== Information supplied ==
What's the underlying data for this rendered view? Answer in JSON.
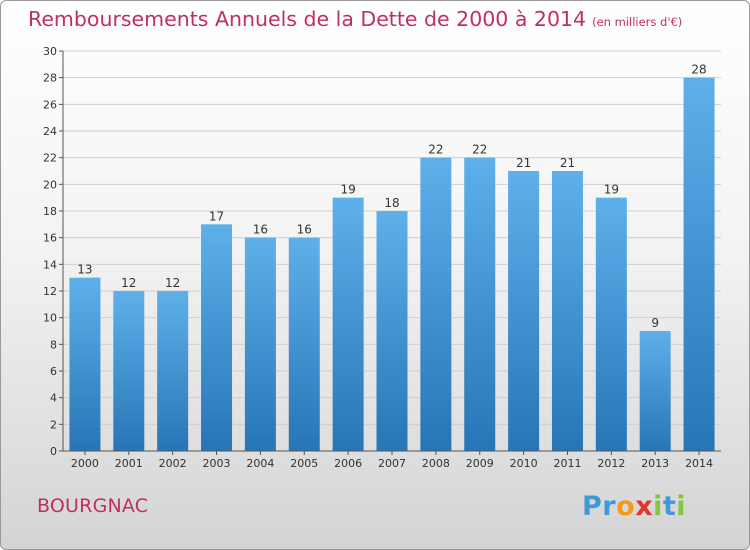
{
  "title": "Remboursements Annuels de la Dette de 2000 à 2014",
  "unit": "(en milliers d'€)",
  "commune": "BOURGNAC",
  "logo": [
    "P",
    "r",
    "o",
    "x",
    "i",
    "t",
    "i"
  ],
  "colors": {
    "title": "#c0305e",
    "bar_light": "#5eb0ea",
    "bar_dark": "#2775b6",
    "grid": "#d0d0d0"
  },
  "chart_data": {
    "type": "bar",
    "title": "Remboursements Annuels de la Dette de 2000 à 2014",
    "xlabel": "",
    "ylabel": "",
    "categories": [
      "2000",
      "2001",
      "2002",
      "2003",
      "2004",
      "2005",
      "2006",
      "2007",
      "2008",
      "2009",
      "2010",
      "2011",
      "2012",
      "2013",
      "2014"
    ],
    "values": [
      13,
      12,
      12,
      17,
      16,
      16,
      19,
      18,
      22,
      22,
      21,
      21,
      19,
      9,
      28
    ],
    "ylim": [
      0,
      30
    ],
    "yticks": [
      0,
      2,
      4,
      6,
      8,
      10,
      12,
      14,
      16,
      18,
      20,
      22,
      24,
      26,
      28,
      30
    ],
    "grid": true
  }
}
===
__Written exercise__:
Repeat the records above exactly, leaving out any pictures they contain.

__Task result__:
What's the underlying data for this rendered view? Answer in JSON.
{
  "title": "Remboursements Annuels de la Dette de 2000 à 2014",
  "unit": "(en milliers d'€)",
  "commune": "BOURGNAC",
  "logo": [
    "P",
    "r",
    "o",
    "x",
    "i",
    "t",
    "i"
  ],
  "colors": {
    "title": "#c0305e",
    "bar_light": "#5eb0ea",
    "bar_dark": "#2775b6",
    "grid": "#d0d0d0"
  },
  "chart_data": {
    "type": "bar",
    "title": "Remboursements Annuels de la Dette de 2000 à 2014",
    "xlabel": "",
    "ylabel": "",
    "categories": [
      "2000",
      "2001",
      "2002",
      "2003",
      "2004",
      "2005",
      "2006",
      "2007",
      "2008",
      "2009",
      "2010",
      "2011",
      "2012",
      "2013",
      "2014"
    ],
    "values": [
      13,
      12,
      12,
      17,
      16,
      16,
      19,
      18,
      22,
      22,
      21,
      21,
      19,
      9,
      28
    ],
    "ylim": [
      0,
      30
    ],
    "yticks": [
      0,
      2,
      4,
      6,
      8,
      10,
      12,
      14,
      16,
      18,
      20,
      22,
      24,
      26,
      28,
      30
    ],
    "grid": true
  }
}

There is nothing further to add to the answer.